*** SELECTED EXTRACT Section Begins ***
BATON ROUGE, La. — As Ed Orgeron attempted to figure out how to navigate some of the trickiest waters he’s seen in years, he called his mentor. He called Pete Carroll.
Times are tense at LSU. Orgeron compared it to the days after the 2017 home loss to Troy. He compared it to the “black clouds all over” that first season. He knows he has a situation to handle, and he needs to do it correctly.
He has
star players opting out. He has others transferring. He had a players’ protest on societal issues during scheduled practice time that he wasn’t told about. He had COVID-19 temporarily taking most of LSU’s offensive line out of practice. He scolded a reporter Tuesday for reporting stories with anonymous sources.
A section of the locker room was upset when he went on Fox News and said
“I love President Trump.” There’s an ever-growing national discussion on racial justice amid police violence, and there’s a perfect storm building, a challenge for Orgeron as a title-winning head coach. How will he handle it? It’s a test of the traits for which he’s most praised.
This outlet —
maybe more than
any other — has praised Orgeron for his ability to adapt, for his ability to listen, for his ability to see what he’s doing wrong and make a change for the better. Those traits are how he went from a well-documented failure at Ole Miss to the national coach of the year in 2019 on the way to an undefeated national championship.
And now Orgeron truly needs to listen. He needs to adapt. He admitted that repeatedly to reporters in a Zoom news conference Tuesday. He said it’s been a weekend of thinking and talking and learning.
He called Carroll, a Super Bowl- and national championship-winning coach who took Orgeron under his wing at USC in the 2000s. Carroll also happens to be one of the
most open-minded and vocal coaches in football on societal issues. Orgeron asked his mentor about how he’s handling everything going on in the country with social injustice and racism.
Orgeron’s catchphrase is “block out the noise,” preaching a focused program that ignores outside influences. After his call with Carroll, he said:
“When I say ‘block out the noise,’ when we come into work we’re focusing on the task at hand. But it’s not being oblivious to what’s going on out there. Because obviously it’s affecting our players. If it’s affecting our players, I need to be educated on what’s going on, why it’s going on, listen to them, open up some dialogue and find some solutions.”
That’s step one.
Friday was a tricky day for Orgeron. He went into the room for LSU’s 1:30 p.m. team meeting only to find that six players showed up, people familiar with the matter said. The players didn’t tell him about a protest — organized by safety JaCoby Stevens and defensive end Andre Anthony — taking place outside of Tiger Stadium. They skipped the meeting to demand change in the wake of police violence against George Floyd, Jacob Blake and countless others. Once Orgeron knew about it, he asked assistant coaches such as Corey Raymond to go talk to the players and figure out what was going on as they marched to the LSU president’s office.
*** SELECTED EXTRACT Section Ends ***
*** SOURCE MATERIAL Section Begins ***
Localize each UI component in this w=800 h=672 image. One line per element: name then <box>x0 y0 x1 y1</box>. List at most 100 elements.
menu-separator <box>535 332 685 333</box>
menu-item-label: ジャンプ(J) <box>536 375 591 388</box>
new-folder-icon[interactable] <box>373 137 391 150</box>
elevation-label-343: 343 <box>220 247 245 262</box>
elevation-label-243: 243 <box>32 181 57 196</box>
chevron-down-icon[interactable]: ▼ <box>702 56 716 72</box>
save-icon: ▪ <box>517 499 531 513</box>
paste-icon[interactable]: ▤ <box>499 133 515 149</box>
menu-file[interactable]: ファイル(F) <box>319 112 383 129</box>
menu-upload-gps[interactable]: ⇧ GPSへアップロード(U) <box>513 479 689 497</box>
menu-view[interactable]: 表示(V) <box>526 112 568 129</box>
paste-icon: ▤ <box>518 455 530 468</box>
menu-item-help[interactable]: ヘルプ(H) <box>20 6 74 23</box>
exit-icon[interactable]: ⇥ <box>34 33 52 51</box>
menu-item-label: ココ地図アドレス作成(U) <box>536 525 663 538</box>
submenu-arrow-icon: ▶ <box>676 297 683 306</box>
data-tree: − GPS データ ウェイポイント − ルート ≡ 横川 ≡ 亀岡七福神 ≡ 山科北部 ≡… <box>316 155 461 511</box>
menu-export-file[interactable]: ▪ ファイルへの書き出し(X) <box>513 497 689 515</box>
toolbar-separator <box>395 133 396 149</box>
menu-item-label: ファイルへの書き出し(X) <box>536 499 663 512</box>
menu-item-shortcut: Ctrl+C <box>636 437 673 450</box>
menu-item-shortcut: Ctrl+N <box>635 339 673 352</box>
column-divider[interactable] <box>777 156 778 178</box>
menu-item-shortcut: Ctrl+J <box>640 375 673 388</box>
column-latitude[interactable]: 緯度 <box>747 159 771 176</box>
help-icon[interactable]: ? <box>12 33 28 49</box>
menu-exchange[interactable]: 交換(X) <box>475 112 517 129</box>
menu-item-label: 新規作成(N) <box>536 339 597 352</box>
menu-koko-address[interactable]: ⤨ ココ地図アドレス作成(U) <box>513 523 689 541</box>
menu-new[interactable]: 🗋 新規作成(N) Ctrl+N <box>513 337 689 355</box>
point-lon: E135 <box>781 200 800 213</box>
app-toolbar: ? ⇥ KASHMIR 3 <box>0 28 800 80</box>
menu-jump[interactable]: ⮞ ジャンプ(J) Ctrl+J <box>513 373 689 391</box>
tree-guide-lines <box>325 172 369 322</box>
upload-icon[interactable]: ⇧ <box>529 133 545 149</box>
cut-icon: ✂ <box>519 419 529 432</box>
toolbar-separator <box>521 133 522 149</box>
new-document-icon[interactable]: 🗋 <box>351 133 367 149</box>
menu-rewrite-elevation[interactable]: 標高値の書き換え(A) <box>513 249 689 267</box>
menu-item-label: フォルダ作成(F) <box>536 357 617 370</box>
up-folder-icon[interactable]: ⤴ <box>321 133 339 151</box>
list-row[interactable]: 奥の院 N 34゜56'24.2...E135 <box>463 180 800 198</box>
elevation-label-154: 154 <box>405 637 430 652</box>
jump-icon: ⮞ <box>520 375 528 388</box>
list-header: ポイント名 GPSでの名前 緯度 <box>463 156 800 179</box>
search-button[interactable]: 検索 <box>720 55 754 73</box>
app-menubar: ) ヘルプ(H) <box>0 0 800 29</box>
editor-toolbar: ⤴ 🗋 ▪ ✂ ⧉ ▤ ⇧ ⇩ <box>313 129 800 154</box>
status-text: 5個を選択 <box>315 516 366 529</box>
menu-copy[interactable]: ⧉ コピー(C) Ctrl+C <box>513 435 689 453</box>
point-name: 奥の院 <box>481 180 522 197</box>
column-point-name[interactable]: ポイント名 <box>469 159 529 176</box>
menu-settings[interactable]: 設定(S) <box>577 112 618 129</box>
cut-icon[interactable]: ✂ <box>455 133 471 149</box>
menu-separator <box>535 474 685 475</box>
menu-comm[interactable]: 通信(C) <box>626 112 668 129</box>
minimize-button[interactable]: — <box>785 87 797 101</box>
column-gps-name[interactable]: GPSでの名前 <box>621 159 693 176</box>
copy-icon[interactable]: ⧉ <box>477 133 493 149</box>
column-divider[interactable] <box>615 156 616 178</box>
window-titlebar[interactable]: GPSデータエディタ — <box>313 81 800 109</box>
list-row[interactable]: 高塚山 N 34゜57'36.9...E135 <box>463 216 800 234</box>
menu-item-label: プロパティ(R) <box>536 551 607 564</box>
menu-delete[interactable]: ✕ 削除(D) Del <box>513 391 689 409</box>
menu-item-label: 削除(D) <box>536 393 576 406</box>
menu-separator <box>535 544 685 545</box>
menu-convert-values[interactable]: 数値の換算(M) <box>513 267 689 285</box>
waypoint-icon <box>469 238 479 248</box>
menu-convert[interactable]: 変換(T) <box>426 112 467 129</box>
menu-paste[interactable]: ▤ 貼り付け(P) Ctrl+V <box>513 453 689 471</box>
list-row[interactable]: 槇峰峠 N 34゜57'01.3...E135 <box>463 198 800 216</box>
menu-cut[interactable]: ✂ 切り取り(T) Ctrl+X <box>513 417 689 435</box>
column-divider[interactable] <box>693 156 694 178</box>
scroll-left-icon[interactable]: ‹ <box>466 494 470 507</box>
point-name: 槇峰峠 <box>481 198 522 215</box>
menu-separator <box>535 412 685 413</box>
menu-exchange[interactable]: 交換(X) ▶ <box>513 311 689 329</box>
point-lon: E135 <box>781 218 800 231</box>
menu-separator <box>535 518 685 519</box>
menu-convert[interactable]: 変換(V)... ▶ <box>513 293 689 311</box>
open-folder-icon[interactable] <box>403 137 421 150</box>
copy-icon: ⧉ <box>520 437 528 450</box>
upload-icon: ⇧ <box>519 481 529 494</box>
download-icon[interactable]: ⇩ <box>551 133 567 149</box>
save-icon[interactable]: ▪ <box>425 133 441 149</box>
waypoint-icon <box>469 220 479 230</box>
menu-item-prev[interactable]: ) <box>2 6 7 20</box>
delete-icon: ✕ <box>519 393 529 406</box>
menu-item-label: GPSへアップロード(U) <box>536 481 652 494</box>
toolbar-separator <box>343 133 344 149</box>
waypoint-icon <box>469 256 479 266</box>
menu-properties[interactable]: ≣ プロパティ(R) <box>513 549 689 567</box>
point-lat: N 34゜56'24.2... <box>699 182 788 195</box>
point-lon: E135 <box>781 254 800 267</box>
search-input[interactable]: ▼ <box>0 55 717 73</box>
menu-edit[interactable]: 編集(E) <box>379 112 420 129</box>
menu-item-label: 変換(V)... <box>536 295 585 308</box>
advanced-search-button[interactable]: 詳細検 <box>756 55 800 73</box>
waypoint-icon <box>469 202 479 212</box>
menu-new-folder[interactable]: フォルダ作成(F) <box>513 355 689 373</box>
*** SOURCE MATERIAL Section Ends ***
ACTIONS TO TAKE:
[1] In the article on Ed Orgeron, which two players organized the protest outside Tiger Stadium?
[2] List the abilities for which the article on Ed Orgeron says the outlet has praised him.

RESPONSES TO THE TASKS:
[1] Safety JaCoby Stevens and defensive end Andre Anthony.

[2]
- His ability to adapt
- His ability to listen
- His ability to see what he's doing wrong and make a change for the better